---- Data for this task

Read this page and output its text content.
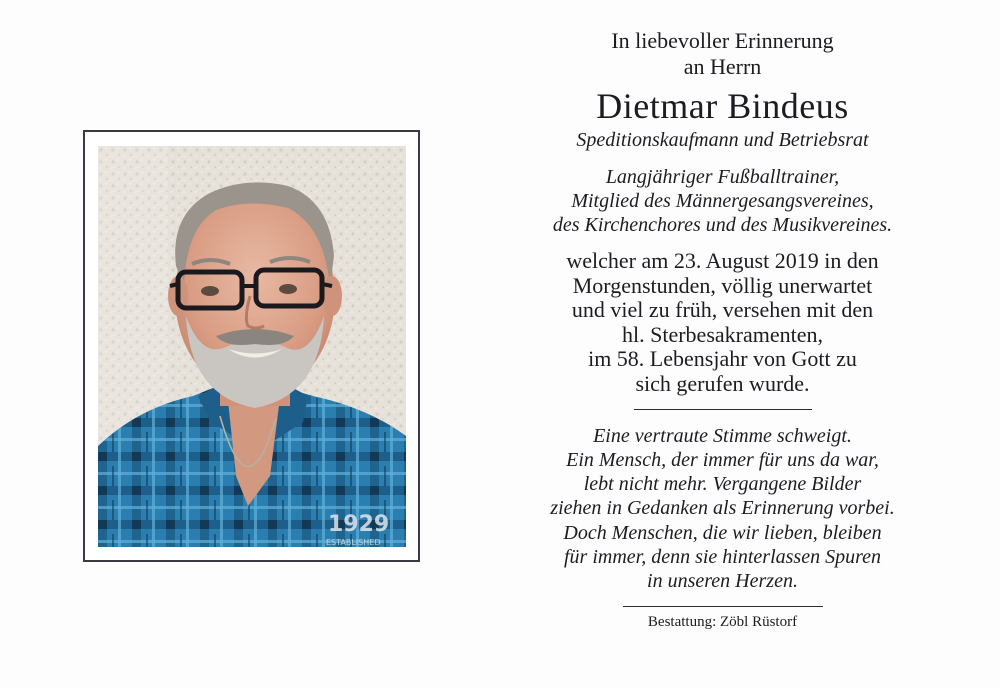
1929
ESTABLISHED
In liebevoller Erinnerung
an Herrn
Dietmar Bindeus
Speditionskaufmann und Betriebsrat
Langjähriger Fußballtrainer,
Mitglied des Männergesangsvereines,
des Kirchenchores und des Musikvereines.
welcher am 23. August 2019 in den
Morgenstunden, völlig unerwartet
und viel zu früh, versehen mit den
hl. Sterbesakramenten,
im 58. Lebensjahr von Gott zu
sich gerufen wurde.
Eine vertraute Stimme schweigt.
Ein Mensch, der immer für uns da war,
lebt nicht mehr. Vergangene Bilder
ziehen in Gedanken als Erinnerung vorbei.
Doch Menschen, die wir lieben, bleiben
für immer, denn sie hinterlassen Spuren
in unseren Herzen.
Bestattung: Zöbl Rüstorf
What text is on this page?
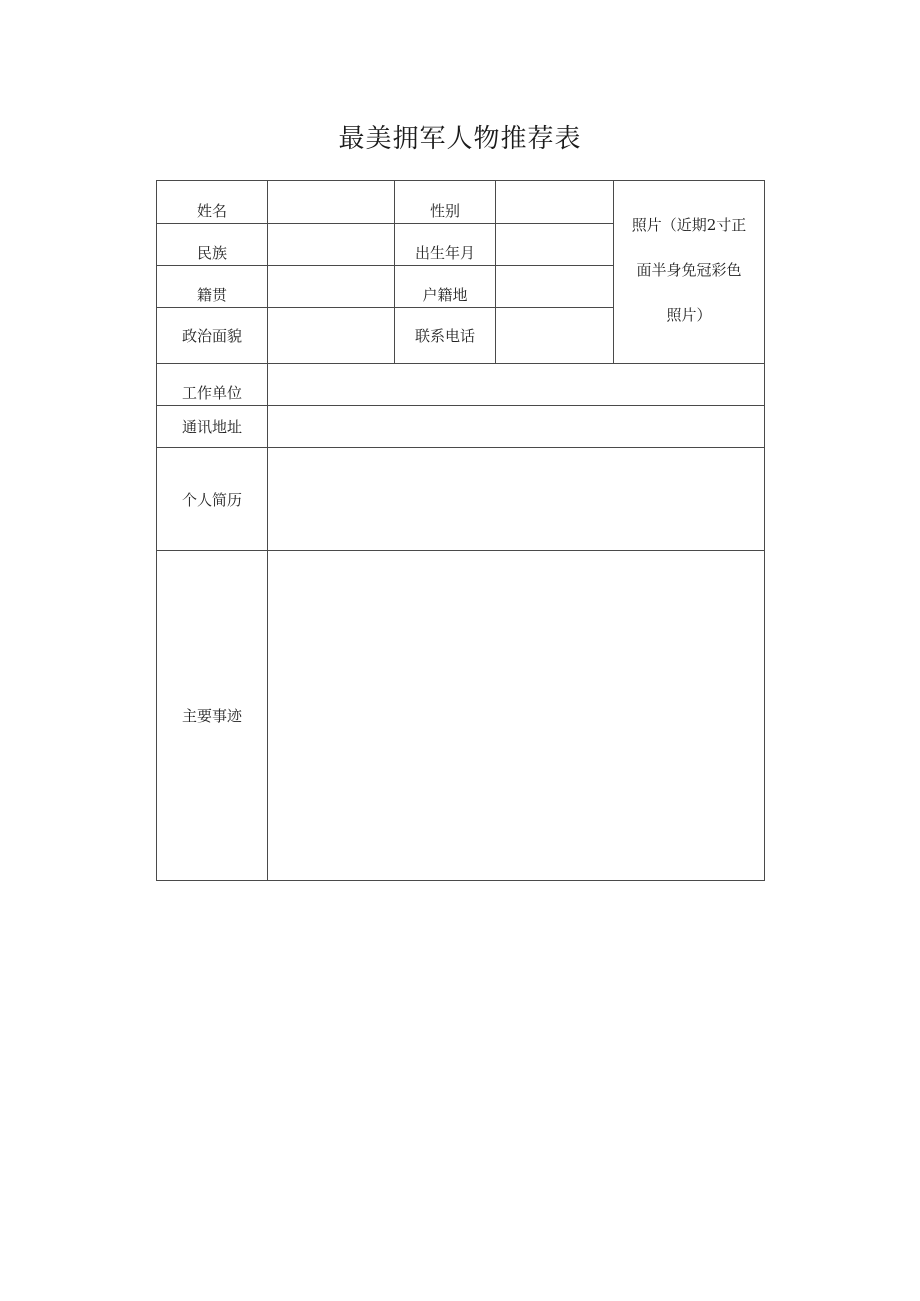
最美拥军人物推荐表
姓名		性别		照片（近期2寸正
面半身免冠彩色
照片）

民族		出生年月		
籍贯		户籍地		
政治面貌		联系电话		
工作单位				
通讯地址				
个人简历				
主要事迹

--------

**Task to carry out**: Without the pictures, repeat exactly the lines running from the line containing "What text is on this page?" through the end of the data, both ends included.

**Final answer**:
What text is on this page?
最美拥军人物推荐表
姓名		性别		照片（近期2寸正
面半身免冠彩色
照片）

民族		出生年月		
籍贯		户籍地		
政治面貌		联系电话		
工作单位				
通讯地址				
个人简历				
主要事迹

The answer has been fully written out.